### REQUIREMENT
Where a line below holds the string "intermedi", copy that line.
----
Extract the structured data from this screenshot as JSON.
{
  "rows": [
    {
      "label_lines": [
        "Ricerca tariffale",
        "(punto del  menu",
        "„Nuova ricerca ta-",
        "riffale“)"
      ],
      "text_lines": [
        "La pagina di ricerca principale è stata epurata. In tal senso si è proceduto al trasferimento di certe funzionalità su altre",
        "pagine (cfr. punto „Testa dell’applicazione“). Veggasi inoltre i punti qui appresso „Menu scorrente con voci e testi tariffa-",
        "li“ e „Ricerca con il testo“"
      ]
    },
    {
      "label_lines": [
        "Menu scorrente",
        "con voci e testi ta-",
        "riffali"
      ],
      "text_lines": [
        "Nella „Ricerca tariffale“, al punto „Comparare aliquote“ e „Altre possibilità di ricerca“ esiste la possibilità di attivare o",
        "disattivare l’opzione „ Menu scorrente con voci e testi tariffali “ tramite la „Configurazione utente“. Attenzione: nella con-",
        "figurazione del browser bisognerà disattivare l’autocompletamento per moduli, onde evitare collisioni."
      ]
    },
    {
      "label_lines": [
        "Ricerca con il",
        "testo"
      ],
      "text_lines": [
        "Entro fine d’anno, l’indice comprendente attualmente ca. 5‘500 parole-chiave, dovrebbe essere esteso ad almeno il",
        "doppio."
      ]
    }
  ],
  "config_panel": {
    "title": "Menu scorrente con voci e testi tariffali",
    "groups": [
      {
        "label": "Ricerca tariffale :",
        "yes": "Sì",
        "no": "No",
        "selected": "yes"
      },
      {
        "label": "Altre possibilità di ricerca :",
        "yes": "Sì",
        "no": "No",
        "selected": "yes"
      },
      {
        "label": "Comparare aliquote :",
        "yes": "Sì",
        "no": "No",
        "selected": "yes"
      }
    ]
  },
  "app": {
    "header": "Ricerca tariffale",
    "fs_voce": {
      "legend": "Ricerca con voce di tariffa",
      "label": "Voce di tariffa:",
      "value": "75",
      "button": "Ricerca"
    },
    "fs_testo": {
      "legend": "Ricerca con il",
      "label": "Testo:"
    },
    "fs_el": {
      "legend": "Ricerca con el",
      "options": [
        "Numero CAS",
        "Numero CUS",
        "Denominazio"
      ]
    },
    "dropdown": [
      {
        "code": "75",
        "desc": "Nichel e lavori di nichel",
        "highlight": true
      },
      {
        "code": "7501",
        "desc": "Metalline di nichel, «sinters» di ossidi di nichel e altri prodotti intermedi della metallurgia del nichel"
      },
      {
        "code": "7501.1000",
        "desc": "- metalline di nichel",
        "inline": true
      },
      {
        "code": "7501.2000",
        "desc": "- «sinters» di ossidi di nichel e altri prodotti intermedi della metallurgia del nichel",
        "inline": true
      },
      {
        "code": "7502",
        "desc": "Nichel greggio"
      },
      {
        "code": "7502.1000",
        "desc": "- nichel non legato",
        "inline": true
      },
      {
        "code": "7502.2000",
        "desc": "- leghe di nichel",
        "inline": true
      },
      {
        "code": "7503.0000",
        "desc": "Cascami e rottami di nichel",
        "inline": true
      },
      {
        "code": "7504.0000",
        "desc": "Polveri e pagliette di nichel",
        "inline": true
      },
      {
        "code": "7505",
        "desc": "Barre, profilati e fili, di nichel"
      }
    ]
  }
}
----
### RIGHT ANSWER
        "desc": "Metalline di nichel, «sinters» di ossidi di nichel e altri prodotti intermedi della metallurgia del nichel"
        "desc": "- «sinters» di ossidi di nichel e altri prodotti intermedi della metallurgia del nichel",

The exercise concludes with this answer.